CHALLENGE: Transcribe the records below exactly, leaving out any pictures.

THE INPUT:

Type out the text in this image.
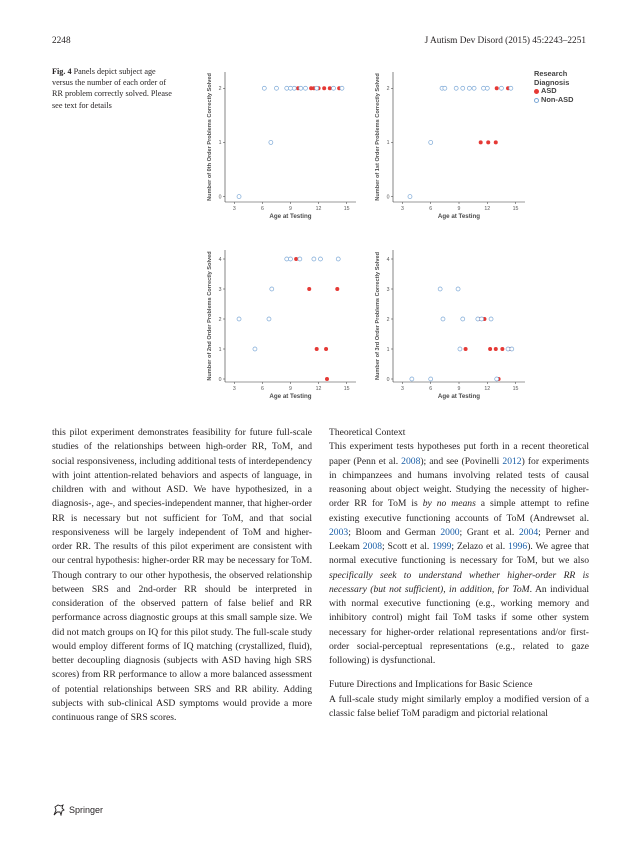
2248	J Autism Dev Disord (2015) 45:2243–2251
Fig. 4 Panels depict subject age versus the number of each order of RR problem correctly solved. Please see text for details
3	6	9	12	15
0
1
2
Age at Testing
Number of 0th Order Problems Correctly Solved
3	6	9	12	15
0
1
2
Age at Testing
Number of 1st Order Problems Correctly Solved
3	6	9	12	15
0
1
2
3
4
Age at Testing
Number of 2nd Order Problems Correctly Solved
3	6	9	12	15
0
1
2
3
4
Age at Testing
Number of 3rd Order Problems Correctly Solved
Research
Diagnosis
ASD
Non-ASD

this pilot experiment demonstrates feasibility for future full-scale studies of the relationships between high-order RR, ToM, and social responsiveness, including additional tests of interdependency with joint attention-related behaviors and aspects of language, in children with and without ASD. We have hypothesized, in a diagnosis-, age-, and species-independent manner, that higher-order RR is necessary but not sufficient for ToM, and that social responsiveness will be largely independent of ToM and higher-order RR. The results of this pilot experiment are consistent with our central hypothesis: higher-order RR may be necessary for ToM. Though contrary to our other hypothesis, the observed relationship between SRS and 2nd-order RR should be interpreted in consideration of the observed pattern of false belief and RR performance across diagnostic groups at this small sample size. We did not match groups on IQ for this pilot study. The full-scale study would employ different forms of IQ matching (crystallized, fluid), better decoupling diagnosis (subjects with ASD having high SRS scores) from RR performance to allow a more balanced assessment of potential relationships between SRS and RR ability. Adding subjects with sub-clinical ASD symptoms would provide a more continuous range of SRS scores.

Theoretical Context

This experiment tests hypotheses put forth in a recent theoretical paper (Penn et al. 2008); and see (Povinelli 2012) for experiments in chimpanzees and humans involving related tests of causal reasoning about object weight. Studying the necessity of higher-order RR for ToM is by no means a simple attempt to refine existing executive functioning accounts of ToM (Andrewset al. 2003; Bloom and German 2000; Grant et al. 2004; Perner and Leekam 2008; Scott et al. 1999; Zelazo et al. 1996). We agree that normal executive functioning is necessary for ToM, but we also specifically seek to understand whether higher-order RR is necessary (but not sufficient), in addition, for ToM. An individual with normal executive functioning (e.g., working memory and inhibitory control) might fail ToM tasks if some other system necessary for higher-order relational representations and/or first-order social-perceptual representations (e.g., related to gaze following) is dysfunctional.

Future Directions and Implications for Basic Science

A full-scale study might similarly employ a modified version of a classic false belief ToM paradigm and pictorial relational

Springer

TASK ANSWER:
Type out the text in this image.
2248	J Autism Dev Disord (2015) 45:2243–2251
Fig. 4 Panels depict subject age versus the number of each order of RR problem correctly solved. Please see text for details
3	6	9	12	15
0
1
2
Age at Testing
Number of 0th Order Problems Correctly Solved
3	6	9	12	15
0
1
2
Age at Testing
Number of 1st Order Problems Correctly Solved
3	6	9	12	15
0
1
2
3
4
Age at Testing
Number of 2nd Order Problems Correctly Solved
3	6	9	12	15
0
1
2
3
4
Age at Testing
Number of 3rd Order Problems Correctly Solved
Research
Diagnosis
ASD
Non-ASD

this pilot experiment demonstrates feasibility for future full-scale studies of the relationships between high-order RR, ToM, and social responsiveness, including additional tests of interdependency with joint attention-related behaviors and aspects of language, in children with and without ASD. We have hypothesized, in a diagnosis-, age-, and species-independent manner, that higher-order RR is necessary but not sufficient for ToM, and that social responsiveness will be largely independent of ToM and higher-order RR. The results of this pilot experiment are consistent with our central hypothesis: higher-order RR may be necessary for ToM. Though contrary to our other hypothesis, the observed relationship between SRS and 2nd-order RR should be interpreted in consideration of the observed pattern of false belief and RR performance across diagnostic groups at this small sample size. We did not match groups on IQ for this pilot study. The full-scale study would employ different forms of IQ matching (crystallized, fluid), better decoupling diagnosis (subjects with ASD having high SRS scores) from RR performance to allow a more balanced assessment of potential relationships between SRS and RR ability. Adding subjects with sub-clinical ASD symptoms would provide a more continuous range of SRS scores.

Theoretical Context

This experiment tests hypotheses put forth in a recent theoretical paper (Penn et al. 2008); and see (Povinelli 2012) for experiments in chimpanzees and humans involving related tests of causal reasoning about object weight. Studying the necessity of higher-order RR for ToM is by no means a simple attempt to refine existing executive functioning accounts of ToM (Andrewset al. 2003; Bloom and German 2000; Grant et al. 2004; Perner and Leekam 2008; Scott et al. 1999; Zelazo et al. 1996). We agree that normal executive functioning is necessary for ToM, but we also specifically seek to understand whether higher-order RR is necessary (but not sufficient), in addition, for ToM. An individual with normal executive functioning (e.g., working memory and inhibitory control) might fail ToM tasks if some other system necessary for higher-order relational representations and/or first-order social-perceptual representations (e.g., related to gaze following) is dysfunctional.

Future Directions and Implications for Basic Science

A full-scale study might similarly employ a modified version of a classic false belief ToM paradigm and pictorial relational

Springer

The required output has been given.